◆ Short task: Provide an exact transcription of all the records.

◆ Stored records:
□ □ □ □ □ □ □

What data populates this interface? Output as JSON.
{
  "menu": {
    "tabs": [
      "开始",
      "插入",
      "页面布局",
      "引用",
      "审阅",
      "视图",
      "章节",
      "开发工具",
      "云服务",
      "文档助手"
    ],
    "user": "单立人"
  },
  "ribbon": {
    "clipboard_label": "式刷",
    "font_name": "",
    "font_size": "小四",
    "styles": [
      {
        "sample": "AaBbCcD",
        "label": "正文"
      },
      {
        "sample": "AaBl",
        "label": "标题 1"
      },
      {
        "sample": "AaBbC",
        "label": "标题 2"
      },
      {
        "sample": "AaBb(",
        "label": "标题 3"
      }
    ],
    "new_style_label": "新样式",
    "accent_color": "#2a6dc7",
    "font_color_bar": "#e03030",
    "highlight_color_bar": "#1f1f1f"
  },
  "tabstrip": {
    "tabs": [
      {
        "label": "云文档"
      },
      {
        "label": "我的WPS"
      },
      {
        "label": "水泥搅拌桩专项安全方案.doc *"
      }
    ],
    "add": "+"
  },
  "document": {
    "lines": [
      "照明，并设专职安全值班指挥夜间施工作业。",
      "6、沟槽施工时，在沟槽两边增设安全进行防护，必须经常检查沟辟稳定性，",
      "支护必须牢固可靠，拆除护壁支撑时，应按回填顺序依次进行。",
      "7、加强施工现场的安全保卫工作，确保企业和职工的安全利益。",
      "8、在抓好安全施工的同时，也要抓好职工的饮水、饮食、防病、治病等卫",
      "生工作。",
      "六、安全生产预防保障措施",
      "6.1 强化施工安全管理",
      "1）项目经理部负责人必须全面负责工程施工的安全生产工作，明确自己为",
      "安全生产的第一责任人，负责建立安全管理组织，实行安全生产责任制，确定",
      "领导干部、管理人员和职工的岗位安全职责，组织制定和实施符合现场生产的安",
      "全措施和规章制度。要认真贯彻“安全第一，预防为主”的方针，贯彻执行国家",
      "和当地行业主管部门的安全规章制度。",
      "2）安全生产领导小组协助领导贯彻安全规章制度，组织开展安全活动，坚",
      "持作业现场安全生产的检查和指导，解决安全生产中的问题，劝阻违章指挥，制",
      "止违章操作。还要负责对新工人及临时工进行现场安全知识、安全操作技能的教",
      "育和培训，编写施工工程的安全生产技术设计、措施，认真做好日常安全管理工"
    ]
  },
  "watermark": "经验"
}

□ □ □ □ □ □ □

◆ Answer to the problem:
What data populates this interface? Output as JSON.
{
  "menu": {
    "tabs": [
      "开始",
      "插入",
      "页面布局",
      "引用",
      "审阅",
      "视图",
      "章节",
      "开发工具",
      "云服务",
      "文档助手"
    ],
    "user": "单立人"
  },
  "ribbon": {
    "clipboard_label": "式刷",
    "font_name": "",
    "font_size": "小四",
    "styles": [
      {
        "sample": "AaBbCcD",
        "label": "正文"
      },
      {
        "sample": "AaBl",
        "label": "标题 1"
      },
      {
        "sample": "AaBbC",
        "label": "标题 2"
      },
      {
        "sample": "AaBb(",
        "label": "标题 3"
      }
    ],
    "new_style_label": "新样式",
    "accent_color": "#2a6dc7",
    "font_color_bar": "#e03030",
    "highlight_color_bar": "#1f1f1f"
  },
  "tabstrip": {
    "tabs": [
      {
        "label": "云文档"
      },
      {
        "label": "我的WPS"
      },
      {
        "label": "水泥搅拌桩专项安全方案.doc *"
      }
    ],
    "add": "+"
  },
  "document": {
    "lines": [
      "照明，并设专职安全值班指挥夜间施工作业。",
      "6、沟槽施工时，在沟槽两边增设安全进行防护，必须经常检查沟辟稳定性，",
      "支护必须牢固可靠，拆除护壁支撑时，应按回填顺序依次进行。",
      "7、加强施工现场的安全保卫工作，确保企业和职工的安全利益。",
      "8、在抓好安全施工的同时，也要抓好职工的饮水、饮食、防病、治病等卫",
      "生工作。",
      "六、安全生产预防保障措施",
      "6.1 强化施工安全管理",
      "1）项目经理部负责人必须全面负责工程施工的安全生产工作，明确自己为",
      "安全生产的第一责任人，负责建立安全管理组织，实行安全生产责任制，确定",
      "领导干部、管理人员和职工的岗位安全职责，组织制定和实施符合现场生产的安",
      "全措施和规章制度。要认真贯彻“安全第一，预防为主”的方针，贯彻执行国家",
      "和当地行业主管部门的安全规章制度。",
      "2）安全生产领导小组协助领导贯彻安全规章制度，组织开展安全活动，坚",
      "持作业现场安全生产的检查和指导，解决安全生产中的问题，劝阻违章指挥，制",
      "止违章操作。还要负责对新工人及临时工进行现场安全知识、安全操作技能的教",
      "育和培训，编写施工工程的安全生产技术设计、措施，认真做好日常安全管理工"
    ]
  },
  "watermark": "经验"
}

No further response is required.